- STATED PROBLEM:
Check every line below for the word "color" and give only the number of lines where it appears.

- MATERIALS PROVIDED:

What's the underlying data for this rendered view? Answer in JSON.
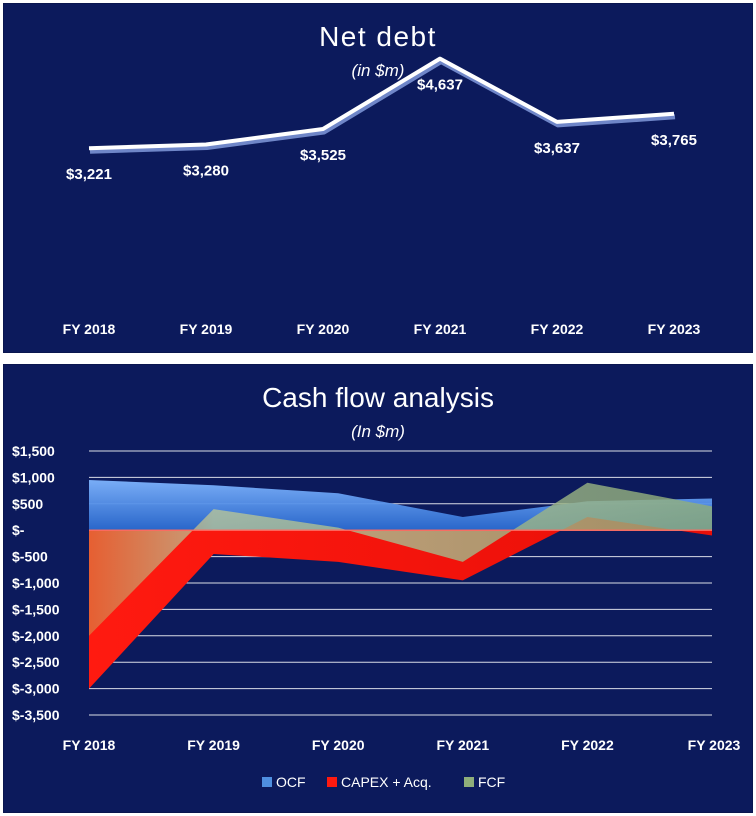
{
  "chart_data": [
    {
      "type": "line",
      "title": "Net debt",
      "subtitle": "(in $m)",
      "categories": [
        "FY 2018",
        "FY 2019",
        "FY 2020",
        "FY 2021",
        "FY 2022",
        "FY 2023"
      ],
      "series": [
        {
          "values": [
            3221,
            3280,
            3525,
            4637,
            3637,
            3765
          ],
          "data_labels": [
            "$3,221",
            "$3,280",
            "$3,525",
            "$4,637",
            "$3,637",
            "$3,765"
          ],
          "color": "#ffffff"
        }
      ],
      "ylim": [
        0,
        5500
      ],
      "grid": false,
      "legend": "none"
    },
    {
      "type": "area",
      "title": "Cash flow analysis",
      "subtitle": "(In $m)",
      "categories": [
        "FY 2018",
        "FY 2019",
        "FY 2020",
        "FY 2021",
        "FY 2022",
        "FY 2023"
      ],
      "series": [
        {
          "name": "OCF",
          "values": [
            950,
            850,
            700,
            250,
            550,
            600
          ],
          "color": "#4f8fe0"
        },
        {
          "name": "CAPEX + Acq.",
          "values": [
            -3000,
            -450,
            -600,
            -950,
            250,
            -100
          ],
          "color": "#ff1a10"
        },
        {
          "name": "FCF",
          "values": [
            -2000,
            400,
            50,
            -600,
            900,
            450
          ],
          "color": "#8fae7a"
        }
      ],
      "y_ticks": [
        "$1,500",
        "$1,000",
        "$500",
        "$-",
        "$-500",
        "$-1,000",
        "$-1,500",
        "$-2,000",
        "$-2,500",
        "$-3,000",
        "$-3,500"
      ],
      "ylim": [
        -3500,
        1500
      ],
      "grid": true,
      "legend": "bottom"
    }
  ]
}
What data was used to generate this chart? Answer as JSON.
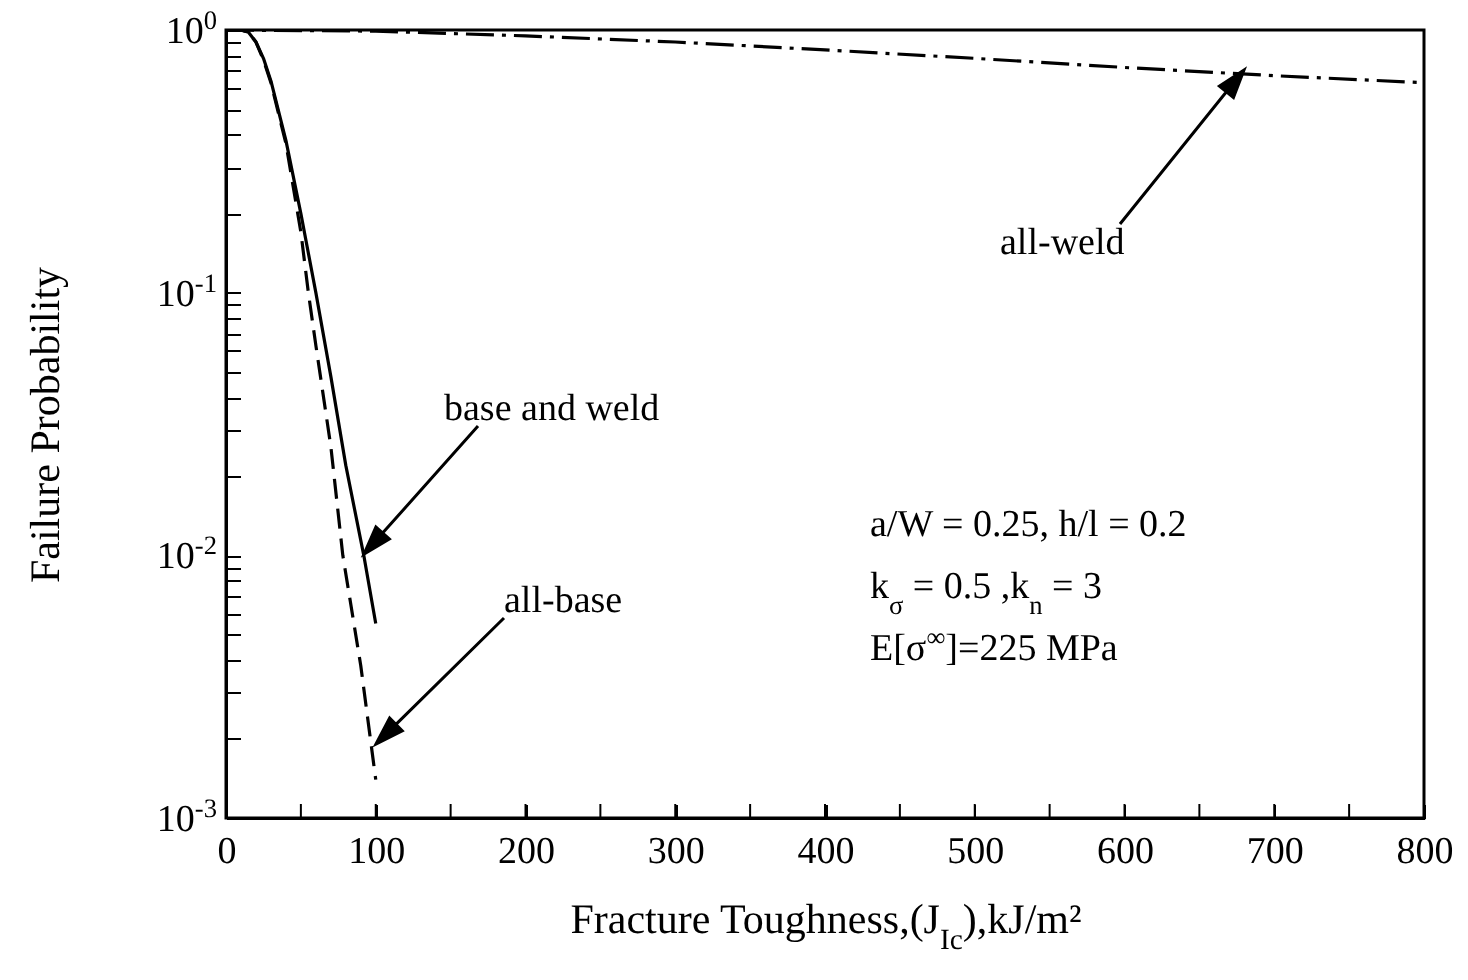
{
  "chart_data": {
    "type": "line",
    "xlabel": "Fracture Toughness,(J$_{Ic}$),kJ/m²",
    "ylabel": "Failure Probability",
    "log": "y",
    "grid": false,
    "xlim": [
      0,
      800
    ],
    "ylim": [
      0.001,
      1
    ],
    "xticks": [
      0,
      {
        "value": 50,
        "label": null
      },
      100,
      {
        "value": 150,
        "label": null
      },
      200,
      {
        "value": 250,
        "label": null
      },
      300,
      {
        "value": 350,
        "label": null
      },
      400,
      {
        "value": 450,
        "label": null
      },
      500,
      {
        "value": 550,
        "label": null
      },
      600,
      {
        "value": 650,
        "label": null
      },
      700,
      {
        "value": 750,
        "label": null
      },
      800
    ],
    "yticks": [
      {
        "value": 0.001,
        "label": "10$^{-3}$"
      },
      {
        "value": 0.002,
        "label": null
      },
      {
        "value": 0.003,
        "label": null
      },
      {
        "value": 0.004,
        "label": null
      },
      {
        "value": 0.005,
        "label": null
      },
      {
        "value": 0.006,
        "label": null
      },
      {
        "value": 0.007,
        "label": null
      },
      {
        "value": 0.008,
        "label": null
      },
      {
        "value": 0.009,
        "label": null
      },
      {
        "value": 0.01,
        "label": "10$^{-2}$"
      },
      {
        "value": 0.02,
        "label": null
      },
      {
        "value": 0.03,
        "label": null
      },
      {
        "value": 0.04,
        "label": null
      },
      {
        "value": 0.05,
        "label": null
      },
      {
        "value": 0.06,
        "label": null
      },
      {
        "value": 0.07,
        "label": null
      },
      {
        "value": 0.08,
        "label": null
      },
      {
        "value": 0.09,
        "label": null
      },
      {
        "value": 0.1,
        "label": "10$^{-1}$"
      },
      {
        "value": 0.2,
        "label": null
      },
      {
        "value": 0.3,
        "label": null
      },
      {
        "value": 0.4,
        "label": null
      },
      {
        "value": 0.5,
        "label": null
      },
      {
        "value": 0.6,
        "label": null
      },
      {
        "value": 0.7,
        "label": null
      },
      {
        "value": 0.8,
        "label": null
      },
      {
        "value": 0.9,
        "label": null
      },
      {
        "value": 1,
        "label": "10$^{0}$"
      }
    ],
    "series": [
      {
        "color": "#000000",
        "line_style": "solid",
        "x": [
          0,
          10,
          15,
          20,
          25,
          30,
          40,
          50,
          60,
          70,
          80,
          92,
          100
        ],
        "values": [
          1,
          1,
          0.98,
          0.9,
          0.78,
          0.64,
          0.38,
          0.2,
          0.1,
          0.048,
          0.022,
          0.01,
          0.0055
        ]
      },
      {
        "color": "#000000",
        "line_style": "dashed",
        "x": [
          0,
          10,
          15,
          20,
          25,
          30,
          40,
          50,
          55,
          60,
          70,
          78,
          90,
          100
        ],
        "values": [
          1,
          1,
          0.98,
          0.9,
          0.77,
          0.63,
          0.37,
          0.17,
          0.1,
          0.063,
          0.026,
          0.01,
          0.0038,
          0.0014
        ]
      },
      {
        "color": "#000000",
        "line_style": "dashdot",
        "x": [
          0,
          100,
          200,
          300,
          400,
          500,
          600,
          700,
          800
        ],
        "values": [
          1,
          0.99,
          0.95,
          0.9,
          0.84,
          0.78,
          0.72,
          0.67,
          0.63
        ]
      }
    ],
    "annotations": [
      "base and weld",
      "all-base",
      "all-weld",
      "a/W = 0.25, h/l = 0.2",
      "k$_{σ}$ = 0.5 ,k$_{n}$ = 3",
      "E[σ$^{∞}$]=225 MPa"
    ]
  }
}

- RESULT:
7